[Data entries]
┏━━
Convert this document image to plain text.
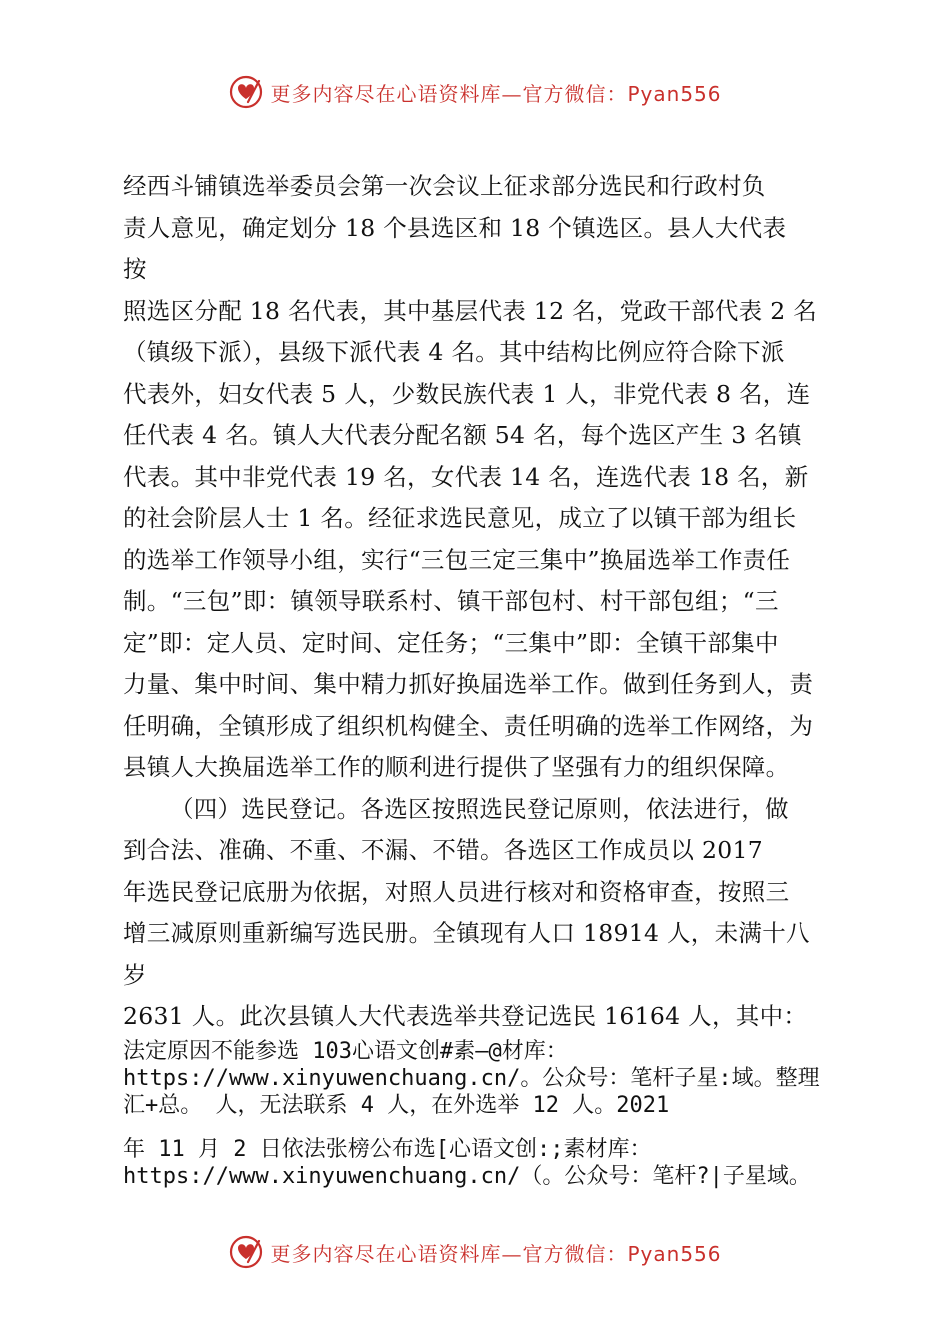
更多内容尽在心语资料库—官方微信：Pyan556
经西斗铺镇选举委员会第一次会议上征求部分选民和行政村负
责人意见，确定划分 18 个县选区和 18 个镇选区。县人大代表
按
照选区分配 18 名代表，其中基层代表 12 名，党政干部代表 2 名
（镇级下派），县级下派代表 4 名。其中结构比例应符合除下派
代表外，妇女代表 5 人，少数民族代表 1 人，非党代表 8 名，连
任代表 4 名。镇人大代表分配名额 54 名，每个选区产生 3 名镇
代表。其中非党代表 19 名，女代表 14 名，连选代表 18 名，新
的社会阶层人士 1 名。经征求选民意见，成立了以镇干部为组长
的选举工作领导小组，实行“三包三定三集中”换届选举工作责任
制。“三包”即：镇领导联系村、镇干部包村、村干部包组；“三
定”即：定人员、定时间、定任务；“三集中”即：全镇干部集中
力量、集中时间、集中精力抓好换届选举工作。做到任务到人，责
任明确，全镇形成了组织机构健全、责任明确的选举工作网络，为
县镇人大换届选举工作的顺利进行提供了坚强有力的组织保障。
（四）选民登记。各选区按照选民登记原则，依法进行，做
到合法、准确、不重、不漏、不错。各选区工作成员以 2017
年选民登记底册为依据，对照人员进行核对和资格审查，按照三
增三减原则重新编写选民册。全镇现有人口 18914 人，未满十八
岁
2631 人。此次县镇人大代表选举共登记选民 16164 人，其中：
法定原因不能参选 103心语文创#素—@材库：
https://www.xinyuwenchuang.cn/。公众号：笔杆子星:域。整理
汇+总。 人，无法联系 4 人，在外选举 12 人。2021
年 11 月 2 日依法张榜公布选[心语文创:;素材库：
https://www.xinyuwenchuang.cn/（。公众号：笔杆?|子星域。
更多内容尽在心语资料库—官方微信：Pyan556
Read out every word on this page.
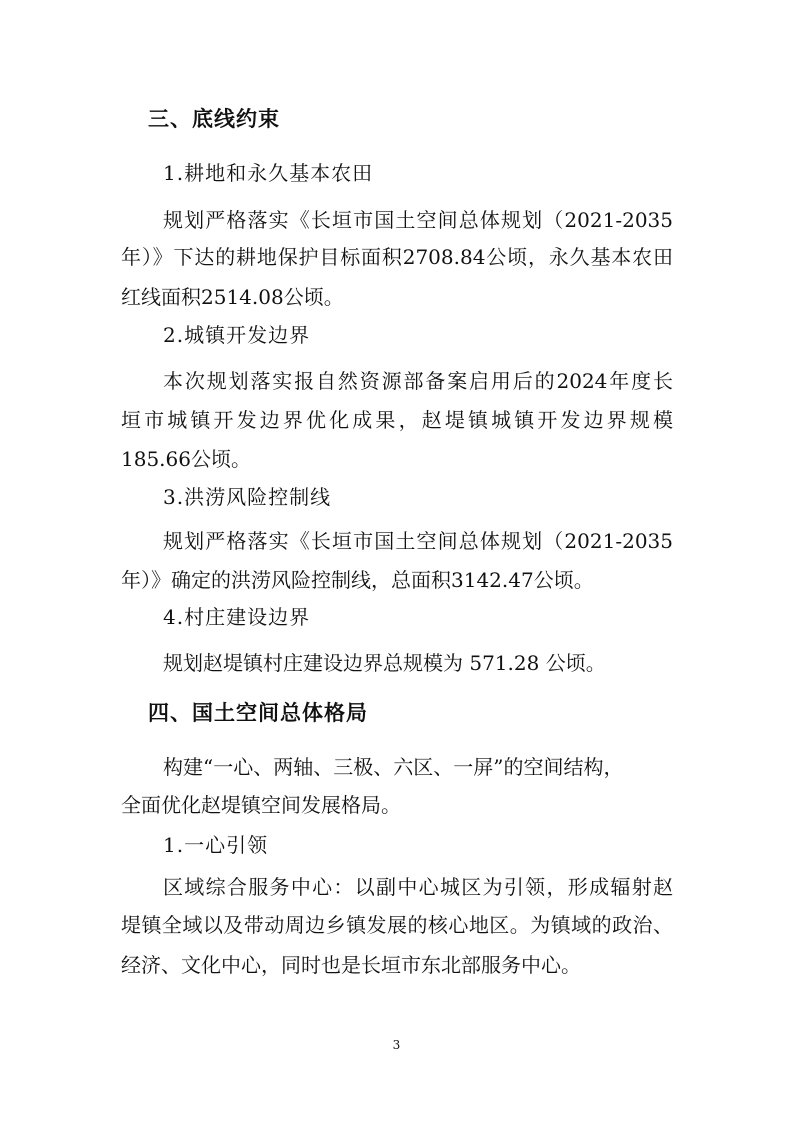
三、底线约束
1.耕地和永久基本农田
规划严格落实《长垣市国土空间总体规划（2021-2035
年）》下达的耕地保护目标面积2708.84公顷，永久基本农田
红线面积2514.08公顷。
2.城镇开发边界
本次规划落实报自然资源部备案启用后的2024年度长
垣市城镇开发边界优化成果，赵堤镇城镇开发边界规模
185.66公顷。
3.洪涝风险控制线
规划严格落实《长垣市国土空间总体规划（2021-2035
年）》确定的洪涝风险控制线，总面积3142.47公顷。
4.村庄建设边界
规划赵堤镇村庄建设边界总规模为 571.28 公顷。
四、国土空间总体格局
构建“一心、两轴、三极、六区、一屏”的空间结构，
全面优化赵堤镇空间发展格局。
1.一心引领
区域综合服务中心：以副中心城区为引领，形成辐射赵
堤镇全域以及带动周边乡镇发展的核心地区。为镇域的政治、
经济、文化中心，同时也是长垣市东北部服务中心。
3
┗━━
▸ Directive: From the data, collect all lines where the string "xinyuwenchuang" appears.

▸ Result for this exercise:
https://www.xinyuwenchuang.cn/。公众号：笔杆子星:域。整理
https://www.xinyuwenchuang.cn/（。公众号：笔杆?|子星域。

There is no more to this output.